▶ _Brief_:
Output every line of the material exactly, omitting images.

▶ _Data_:
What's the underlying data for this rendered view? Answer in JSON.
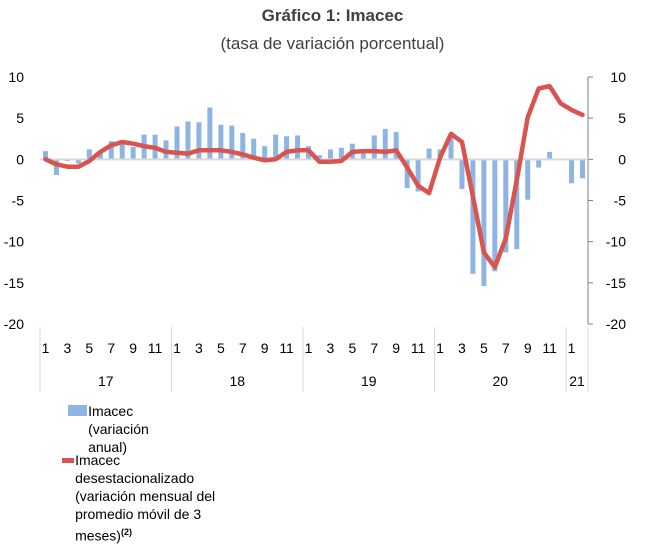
{
  "chart_data": {
    "type": "bar",
    "title": "Gráfico 1: Imacec",
    "subtitle": "(tasa de variación porcentual)",
    "xlabel": "",
    "ylabel": "",
    "ylim": [
      -20,
      10
    ],
    "y_ticks": [
      10,
      5,
      0,
      -5,
      -10,
      -15,
      -20
    ],
    "y_tick_labels": [
      "10",
      "5",
      "0",
      "-5",
      "-10",
      "-15",
      "-20"
    ],
    "y2_ticks": [
      10,
      5,
      0,
      -5,
      -10,
      -15,
      -20
    ],
    "y2_tick_labels": [
      "10",
      "5",
      "0",
      "-5",
      "-10",
      "-15",
      "-20"
    ],
    "grid": false,
    "legend_position": "bottom",
    "month_tick_labels": [
      "1",
      "3",
      "5",
      "7",
      "9",
      "11"
    ],
    "year_groups": [
      {
        "label": "17",
        "months": 12
      },
      {
        "label": "18",
        "months": 12
      },
      {
        "label": "19",
        "months": 12
      },
      {
        "label": "20",
        "months": 12
      },
      {
        "label": "21",
        "months": 2,
        "tick_labels": [
          "1"
        ]
      }
    ],
    "categories": [
      "2017-01",
      "2017-02",
      "2017-03",
      "2017-04",
      "2017-05",
      "2017-06",
      "2017-07",
      "2017-08",
      "2017-09",
      "2017-10",
      "2017-11",
      "2017-12",
      "2018-01",
      "2018-02",
      "2018-03",
      "2018-04",
      "2018-05",
      "2018-06",
      "2018-07",
      "2018-08",
      "2018-09",
      "2018-10",
      "2018-11",
      "2018-12",
      "2019-01",
      "2019-02",
      "2019-03",
      "2019-04",
      "2019-05",
      "2019-06",
      "2019-07",
      "2019-08",
      "2019-09",
      "2019-10",
      "2019-11",
      "2019-12",
      "2020-01",
      "2020-02",
      "2020-03",
      "2020-04",
      "2020-05",
      "2020-06",
      "2020-07",
      "2020-08",
      "2020-09",
      "2020-10",
      "2020-11",
      "2020-12",
      "2021-01",
      "2021-02"
    ],
    "series": [
      {
        "name": "Imacec (variación anual)",
        "type": "bar",
        "color": "#8db4e2",
        "values": [
          1.0,
          -1.9,
          -0.2,
          -0.5,
          1.2,
          0.9,
          2.2,
          2.1,
          1.5,
          3.0,
          3.0,
          2.3,
          4.0,
          4.6,
          4.5,
          6.3,
          4.2,
          4.1,
          3.2,
          2.5,
          1.6,
          3.0,
          2.8,
          2.9,
          1.6,
          0.5,
          1.2,
          1.4,
          1.9,
          1.1,
          2.9,
          3.7,
          3.3,
          -3.5,
          -3.9,
          1.3,
          1.2,
          2.8,
          -3.6,
          -13.9,
          -15.4,
          -13.6,
          -11.3,
          -10.9,
          -4.9,
          -1.0,
          0.9,
          0.0,
          -2.9,
          -2.3
        ]
      },
      {
        "name": "Imacec desestacionalizado (variación mensual del promedio móvil de 3 meses)",
        "footnote": "(2)",
        "type": "line",
        "color": "#d9534f",
        "values": [
          0.0,
          -0.6,
          -0.9,
          -0.9,
          -0.2,
          0.9,
          1.7,
          2.1,
          1.9,
          1.6,
          1.4,
          0.9,
          0.8,
          0.7,
          1.1,
          1.1,
          1.1,
          0.9,
          0.6,
          0.2,
          -0.1,
          0.0,
          0.9,
          1.1,
          1.1,
          -0.3,
          -0.3,
          -0.2,
          0.9,
          1.0,
          1.0,
          0.9,
          1.1,
          -1.0,
          -3.2,
          -4.1,
          0.2,
          3.1,
          2.1,
          -4.5,
          -11.3,
          -13.1,
          -9.6,
          -2.5,
          5.1,
          8.6,
          8.9,
          6.8,
          6.0,
          5.4
        ]
      }
    ]
  },
  "legend": {
    "bar_label": "Imacec (variación anual)",
    "line_label_line1": "Imacec desestacionalizado (variación mensual del promedio móvil de 3",
    "line_label_line2": "meses)",
    "line_footnote": "(2)"
  }
}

▶ _Solution below_:
What's the underlying data for this rendered view? Answer in JSON.
{
  "chart_data": {
    "type": "bar",
    "title": "Gráfico 1: Imacec",
    "subtitle": "(tasa de variación porcentual)",
    "xlabel": "",
    "ylabel": "",
    "ylim": [
      -20,
      10
    ],
    "y_ticks": [
      10,
      5,
      0,
      -5,
      -10,
      -15,
      -20
    ],
    "y_tick_labels": [
      "10",
      "5",
      "0",
      "-5",
      "-10",
      "-15",
      "-20"
    ],
    "y2_ticks": [
      10,
      5,
      0,
      -5,
      -10,
      -15,
      -20
    ],
    "y2_tick_labels": [
      "10",
      "5",
      "0",
      "-5",
      "-10",
      "-15",
      "-20"
    ],
    "grid": false,
    "legend_position": "bottom",
    "month_tick_labels": [
      "1",
      "3",
      "5",
      "7",
      "9",
      "11"
    ],
    "year_groups": [
      {
        "label": "17",
        "months": 12
      },
      {
        "label": "18",
        "months": 12
      },
      {
        "label": "19",
        "months": 12
      },
      {
        "label": "20",
        "months": 12
      },
      {
        "label": "21",
        "months": 2,
        "tick_labels": [
          "1"
        ]
      }
    ],
    "categories": [
      "2017-01",
      "2017-02",
      "2017-03",
      "2017-04",
      "2017-05",
      "2017-06",
      "2017-07",
      "2017-08",
      "2017-09",
      "2017-10",
      "2017-11",
      "2017-12",
      "2018-01",
      "2018-02",
      "2018-03",
      "2018-04",
      "2018-05",
      "2018-06",
      "2018-07",
      "2018-08",
      "2018-09",
      "2018-10",
      "2018-11",
      "2018-12",
      "2019-01",
      "2019-02",
      "2019-03",
      "2019-04",
      "2019-05",
      "2019-06",
      "2019-07",
      "2019-08",
      "2019-09",
      "2019-10",
      "2019-11",
      "2019-12",
      "2020-01",
      "2020-02",
      "2020-03",
      "2020-04",
      "2020-05",
      "2020-06",
      "2020-07",
      "2020-08",
      "2020-09",
      "2020-10",
      "2020-11",
      "2020-12",
      "2021-01",
      "2021-02"
    ],
    "series": [
      {
        "name": "Imacec (variación anual)",
        "type": "bar",
        "color": "#8db4e2",
        "values": [
          1.0,
          -1.9,
          -0.2,
          -0.5,
          1.2,
          0.9,
          2.2,
          2.1,
          1.5,
          3.0,
          3.0,
          2.3,
          4.0,
          4.6,
          4.5,
          6.3,
          4.2,
          4.1,
          3.2,
          2.5,
          1.6,
          3.0,
          2.8,
          2.9,
          1.6,
          0.5,
          1.2,
          1.4,
          1.9,
          1.1,
          2.9,
          3.7,
          3.3,
          -3.5,
          -3.9,
          1.3,
          1.2,
          2.8,
          -3.6,
          -13.9,
          -15.4,
          -13.6,
          -11.3,
          -10.9,
          -4.9,
          -1.0,
          0.9,
          0.0,
          -2.9,
          -2.3
        ]
      },
      {
        "name": "Imacec desestacionalizado (variación mensual del promedio móvil de 3 meses)",
        "footnote": "(2)",
        "type": "line",
        "color": "#d9534f",
        "values": [
          0.0,
          -0.6,
          -0.9,
          -0.9,
          -0.2,
          0.9,
          1.7,
          2.1,
          1.9,
          1.6,
          1.4,
          0.9,
          0.8,
          0.7,
          1.1,
          1.1,
          1.1,
          0.9,
          0.6,
          0.2,
          -0.1,
          0.0,
          0.9,
          1.1,
          1.1,
          -0.3,
          -0.3,
          -0.2,
          0.9,
          1.0,
          1.0,
          0.9,
          1.1,
          -1.0,
          -3.2,
          -4.1,
          0.2,
          3.1,
          2.1,
          -4.5,
          -11.3,
          -13.1,
          -9.6,
          -2.5,
          5.1,
          8.6,
          8.9,
          6.8,
          6.0,
          5.4
        ]
      }
    ]
  },
  "legend": {
    "bar_label": "Imacec (variación anual)",
    "line_label_line1": "Imacec desestacionalizado (variación mensual del promedio móvil de 3",
    "line_label_line2": "meses)",
    "line_footnote": "(2)"
  }
}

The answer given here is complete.